Scan the records below for the word "this" and give only the number of lines that hold it.

— Data section —
----
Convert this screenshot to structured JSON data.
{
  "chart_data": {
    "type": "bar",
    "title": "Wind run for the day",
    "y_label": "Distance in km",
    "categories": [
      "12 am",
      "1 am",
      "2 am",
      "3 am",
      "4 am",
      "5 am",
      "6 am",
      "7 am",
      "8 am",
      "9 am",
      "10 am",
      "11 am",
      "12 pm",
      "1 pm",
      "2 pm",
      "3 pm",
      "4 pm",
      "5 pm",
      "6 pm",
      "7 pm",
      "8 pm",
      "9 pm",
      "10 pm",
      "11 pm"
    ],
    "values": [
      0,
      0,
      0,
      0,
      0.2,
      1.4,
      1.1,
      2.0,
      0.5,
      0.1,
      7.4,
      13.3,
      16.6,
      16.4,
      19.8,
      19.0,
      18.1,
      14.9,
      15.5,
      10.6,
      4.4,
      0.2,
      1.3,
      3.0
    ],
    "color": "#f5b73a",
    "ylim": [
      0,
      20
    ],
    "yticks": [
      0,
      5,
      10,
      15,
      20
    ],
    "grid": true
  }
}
----
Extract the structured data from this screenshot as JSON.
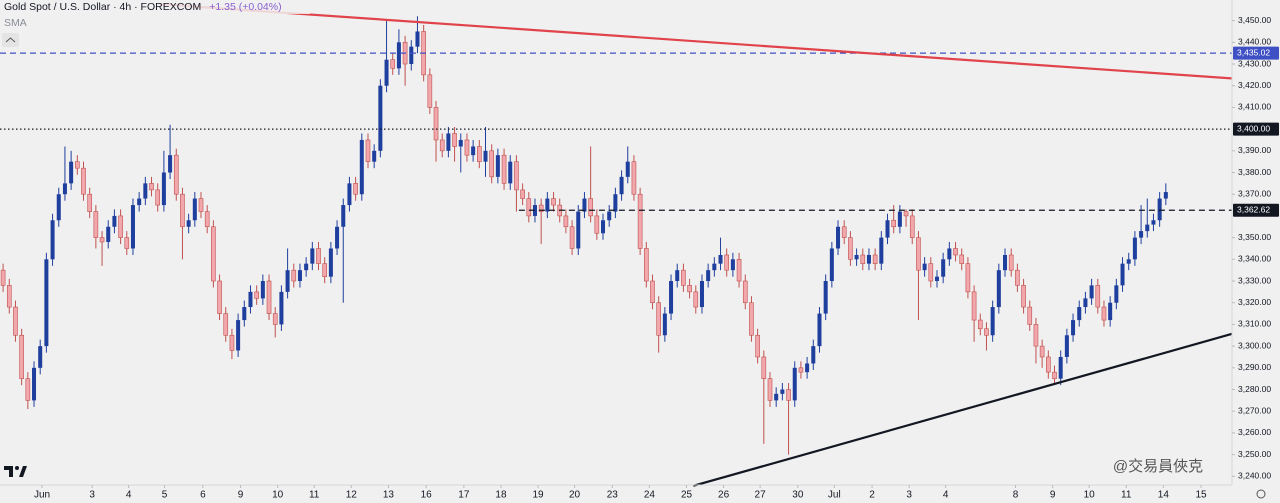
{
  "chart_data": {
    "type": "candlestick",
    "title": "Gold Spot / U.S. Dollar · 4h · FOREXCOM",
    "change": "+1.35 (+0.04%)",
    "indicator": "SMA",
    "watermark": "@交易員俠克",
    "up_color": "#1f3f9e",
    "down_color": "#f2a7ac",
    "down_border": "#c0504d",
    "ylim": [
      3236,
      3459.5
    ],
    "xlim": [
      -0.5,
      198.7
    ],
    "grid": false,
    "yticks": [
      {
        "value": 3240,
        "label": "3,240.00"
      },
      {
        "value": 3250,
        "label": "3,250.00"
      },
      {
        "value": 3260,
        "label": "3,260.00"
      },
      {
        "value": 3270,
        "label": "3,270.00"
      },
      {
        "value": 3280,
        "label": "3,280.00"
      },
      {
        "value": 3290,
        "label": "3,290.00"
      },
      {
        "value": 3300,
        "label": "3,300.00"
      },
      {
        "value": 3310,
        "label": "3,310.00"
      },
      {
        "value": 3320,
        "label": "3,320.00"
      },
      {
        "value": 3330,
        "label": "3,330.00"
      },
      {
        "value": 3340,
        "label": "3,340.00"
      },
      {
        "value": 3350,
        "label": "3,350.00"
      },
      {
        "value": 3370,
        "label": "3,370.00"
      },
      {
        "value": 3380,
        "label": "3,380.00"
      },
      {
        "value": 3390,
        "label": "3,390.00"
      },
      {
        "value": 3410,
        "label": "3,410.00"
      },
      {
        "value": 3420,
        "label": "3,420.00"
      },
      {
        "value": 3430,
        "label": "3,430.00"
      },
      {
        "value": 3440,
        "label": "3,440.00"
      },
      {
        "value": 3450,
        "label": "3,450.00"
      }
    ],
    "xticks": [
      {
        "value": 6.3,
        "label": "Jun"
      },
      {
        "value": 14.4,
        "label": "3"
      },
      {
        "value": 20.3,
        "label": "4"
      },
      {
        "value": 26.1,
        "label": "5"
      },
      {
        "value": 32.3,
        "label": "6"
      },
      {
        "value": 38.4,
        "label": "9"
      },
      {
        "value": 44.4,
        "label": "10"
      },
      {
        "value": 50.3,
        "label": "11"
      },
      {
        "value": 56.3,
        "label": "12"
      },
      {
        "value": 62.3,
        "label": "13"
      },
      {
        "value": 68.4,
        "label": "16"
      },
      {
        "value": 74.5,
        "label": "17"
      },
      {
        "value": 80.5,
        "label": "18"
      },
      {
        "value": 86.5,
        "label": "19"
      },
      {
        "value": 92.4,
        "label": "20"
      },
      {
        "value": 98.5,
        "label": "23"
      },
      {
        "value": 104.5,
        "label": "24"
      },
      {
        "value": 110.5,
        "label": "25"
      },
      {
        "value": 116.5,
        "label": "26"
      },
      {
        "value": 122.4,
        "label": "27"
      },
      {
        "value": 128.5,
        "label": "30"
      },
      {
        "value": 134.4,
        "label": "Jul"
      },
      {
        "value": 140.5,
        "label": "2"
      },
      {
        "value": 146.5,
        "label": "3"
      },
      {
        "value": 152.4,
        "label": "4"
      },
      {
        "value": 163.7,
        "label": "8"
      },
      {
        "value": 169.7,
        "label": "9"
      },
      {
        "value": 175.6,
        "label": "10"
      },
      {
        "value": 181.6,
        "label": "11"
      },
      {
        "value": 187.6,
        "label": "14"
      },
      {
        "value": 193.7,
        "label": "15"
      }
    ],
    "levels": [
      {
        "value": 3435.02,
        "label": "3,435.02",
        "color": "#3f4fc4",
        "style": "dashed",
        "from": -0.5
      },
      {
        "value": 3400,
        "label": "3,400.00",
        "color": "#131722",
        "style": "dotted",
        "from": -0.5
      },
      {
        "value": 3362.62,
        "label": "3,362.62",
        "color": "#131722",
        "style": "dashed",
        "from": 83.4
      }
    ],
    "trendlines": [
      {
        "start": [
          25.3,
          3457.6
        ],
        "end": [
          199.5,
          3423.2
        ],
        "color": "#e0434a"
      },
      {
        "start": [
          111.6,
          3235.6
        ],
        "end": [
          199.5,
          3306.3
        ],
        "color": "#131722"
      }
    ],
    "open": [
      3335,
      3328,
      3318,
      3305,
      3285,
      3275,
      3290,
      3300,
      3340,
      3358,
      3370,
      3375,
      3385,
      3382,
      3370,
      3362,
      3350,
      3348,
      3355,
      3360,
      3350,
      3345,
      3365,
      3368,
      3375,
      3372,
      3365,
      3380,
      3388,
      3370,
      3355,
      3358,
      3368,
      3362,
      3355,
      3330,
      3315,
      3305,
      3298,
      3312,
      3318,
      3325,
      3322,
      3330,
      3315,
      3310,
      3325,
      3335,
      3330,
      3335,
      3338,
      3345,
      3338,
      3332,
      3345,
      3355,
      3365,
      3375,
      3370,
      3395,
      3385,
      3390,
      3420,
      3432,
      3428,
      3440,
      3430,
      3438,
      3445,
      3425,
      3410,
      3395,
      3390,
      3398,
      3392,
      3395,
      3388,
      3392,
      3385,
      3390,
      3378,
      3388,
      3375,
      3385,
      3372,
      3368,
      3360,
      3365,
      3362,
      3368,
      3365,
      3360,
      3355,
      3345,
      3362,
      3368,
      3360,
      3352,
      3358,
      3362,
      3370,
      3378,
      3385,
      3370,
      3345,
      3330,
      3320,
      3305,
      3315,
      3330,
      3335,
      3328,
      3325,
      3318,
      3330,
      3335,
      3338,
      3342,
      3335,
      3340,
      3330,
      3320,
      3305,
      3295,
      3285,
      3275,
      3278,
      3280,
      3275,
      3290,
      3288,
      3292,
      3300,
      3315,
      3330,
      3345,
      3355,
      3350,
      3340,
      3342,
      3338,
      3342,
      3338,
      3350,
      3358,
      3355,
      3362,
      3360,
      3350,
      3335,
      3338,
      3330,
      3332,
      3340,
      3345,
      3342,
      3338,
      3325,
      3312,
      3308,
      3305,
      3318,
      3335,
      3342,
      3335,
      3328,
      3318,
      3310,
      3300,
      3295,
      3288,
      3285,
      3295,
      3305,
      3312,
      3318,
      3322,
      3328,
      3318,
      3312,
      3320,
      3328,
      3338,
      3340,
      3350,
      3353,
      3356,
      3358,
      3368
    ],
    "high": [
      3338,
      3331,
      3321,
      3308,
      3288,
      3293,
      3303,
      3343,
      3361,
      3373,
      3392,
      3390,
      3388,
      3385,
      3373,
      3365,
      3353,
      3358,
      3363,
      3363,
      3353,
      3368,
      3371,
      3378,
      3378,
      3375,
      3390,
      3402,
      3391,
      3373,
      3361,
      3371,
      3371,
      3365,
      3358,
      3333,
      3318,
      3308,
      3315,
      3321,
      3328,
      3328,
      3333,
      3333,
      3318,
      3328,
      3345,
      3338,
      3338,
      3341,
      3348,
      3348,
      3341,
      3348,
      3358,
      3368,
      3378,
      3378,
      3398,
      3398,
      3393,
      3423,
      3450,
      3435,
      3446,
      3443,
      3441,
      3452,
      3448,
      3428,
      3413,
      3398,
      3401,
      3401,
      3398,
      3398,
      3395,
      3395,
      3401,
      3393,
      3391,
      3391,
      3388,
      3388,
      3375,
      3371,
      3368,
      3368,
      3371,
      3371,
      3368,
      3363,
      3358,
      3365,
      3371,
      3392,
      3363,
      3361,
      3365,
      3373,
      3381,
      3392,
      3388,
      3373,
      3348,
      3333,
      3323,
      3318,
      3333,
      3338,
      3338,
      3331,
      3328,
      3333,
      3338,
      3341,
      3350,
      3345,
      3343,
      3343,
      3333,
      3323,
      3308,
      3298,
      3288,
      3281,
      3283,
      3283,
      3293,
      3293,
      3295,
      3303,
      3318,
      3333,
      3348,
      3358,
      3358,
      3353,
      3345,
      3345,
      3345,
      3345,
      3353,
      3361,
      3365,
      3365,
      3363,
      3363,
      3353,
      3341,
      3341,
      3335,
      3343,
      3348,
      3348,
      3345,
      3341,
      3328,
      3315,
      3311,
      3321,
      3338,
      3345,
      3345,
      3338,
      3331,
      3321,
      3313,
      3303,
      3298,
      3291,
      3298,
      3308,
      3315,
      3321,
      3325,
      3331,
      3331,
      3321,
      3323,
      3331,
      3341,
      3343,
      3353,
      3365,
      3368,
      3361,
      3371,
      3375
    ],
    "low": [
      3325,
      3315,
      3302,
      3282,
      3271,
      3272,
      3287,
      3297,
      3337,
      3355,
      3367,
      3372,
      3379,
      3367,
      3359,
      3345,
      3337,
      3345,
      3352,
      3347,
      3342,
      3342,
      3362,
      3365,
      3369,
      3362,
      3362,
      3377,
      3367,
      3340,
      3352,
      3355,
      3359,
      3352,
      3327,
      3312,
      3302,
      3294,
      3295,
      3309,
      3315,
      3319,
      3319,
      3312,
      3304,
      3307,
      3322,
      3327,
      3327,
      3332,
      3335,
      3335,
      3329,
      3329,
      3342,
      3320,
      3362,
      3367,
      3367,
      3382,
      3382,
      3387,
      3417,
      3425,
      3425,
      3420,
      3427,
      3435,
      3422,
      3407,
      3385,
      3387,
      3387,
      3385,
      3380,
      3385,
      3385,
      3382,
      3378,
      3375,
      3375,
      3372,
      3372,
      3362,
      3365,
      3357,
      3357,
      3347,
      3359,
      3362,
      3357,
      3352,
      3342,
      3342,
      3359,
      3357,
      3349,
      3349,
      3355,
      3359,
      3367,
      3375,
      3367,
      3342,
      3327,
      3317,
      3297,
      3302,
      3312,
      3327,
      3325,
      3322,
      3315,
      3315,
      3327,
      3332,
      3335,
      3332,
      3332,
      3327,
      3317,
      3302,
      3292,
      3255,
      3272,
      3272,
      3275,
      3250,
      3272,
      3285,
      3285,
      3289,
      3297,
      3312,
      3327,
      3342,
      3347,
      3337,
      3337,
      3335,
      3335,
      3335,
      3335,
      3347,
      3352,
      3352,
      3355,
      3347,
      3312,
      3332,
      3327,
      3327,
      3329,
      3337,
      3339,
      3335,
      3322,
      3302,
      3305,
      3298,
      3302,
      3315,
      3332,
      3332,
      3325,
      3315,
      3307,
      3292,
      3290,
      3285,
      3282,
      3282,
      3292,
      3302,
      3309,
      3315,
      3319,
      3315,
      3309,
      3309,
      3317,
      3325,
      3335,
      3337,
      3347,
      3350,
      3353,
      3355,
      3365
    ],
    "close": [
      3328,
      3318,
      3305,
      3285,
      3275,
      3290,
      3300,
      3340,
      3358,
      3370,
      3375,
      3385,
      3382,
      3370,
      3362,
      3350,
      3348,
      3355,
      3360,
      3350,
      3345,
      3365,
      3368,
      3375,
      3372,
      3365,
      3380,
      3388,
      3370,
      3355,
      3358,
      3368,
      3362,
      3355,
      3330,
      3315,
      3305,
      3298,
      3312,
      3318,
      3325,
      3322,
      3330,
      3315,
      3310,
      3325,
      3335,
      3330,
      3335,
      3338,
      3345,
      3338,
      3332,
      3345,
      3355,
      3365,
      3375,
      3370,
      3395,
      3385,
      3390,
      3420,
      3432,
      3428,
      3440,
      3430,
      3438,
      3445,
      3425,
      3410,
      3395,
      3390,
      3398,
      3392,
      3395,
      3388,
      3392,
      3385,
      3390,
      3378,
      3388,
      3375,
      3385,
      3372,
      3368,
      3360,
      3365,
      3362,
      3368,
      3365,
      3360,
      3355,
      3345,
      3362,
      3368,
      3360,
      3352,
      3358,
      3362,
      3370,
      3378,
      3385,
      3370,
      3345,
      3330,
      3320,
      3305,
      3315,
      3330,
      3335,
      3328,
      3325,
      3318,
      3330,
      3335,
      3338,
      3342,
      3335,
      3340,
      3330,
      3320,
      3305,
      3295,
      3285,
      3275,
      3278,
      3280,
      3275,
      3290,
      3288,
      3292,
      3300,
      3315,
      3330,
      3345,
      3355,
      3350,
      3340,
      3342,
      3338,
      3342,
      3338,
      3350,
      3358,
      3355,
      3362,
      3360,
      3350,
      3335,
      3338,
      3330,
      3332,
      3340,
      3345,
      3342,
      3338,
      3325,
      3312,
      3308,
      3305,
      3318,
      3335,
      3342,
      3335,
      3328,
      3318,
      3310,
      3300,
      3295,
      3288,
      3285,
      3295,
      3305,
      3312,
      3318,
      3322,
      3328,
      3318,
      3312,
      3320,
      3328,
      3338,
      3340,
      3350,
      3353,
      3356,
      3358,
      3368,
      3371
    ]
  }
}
----
— Output of the task —
2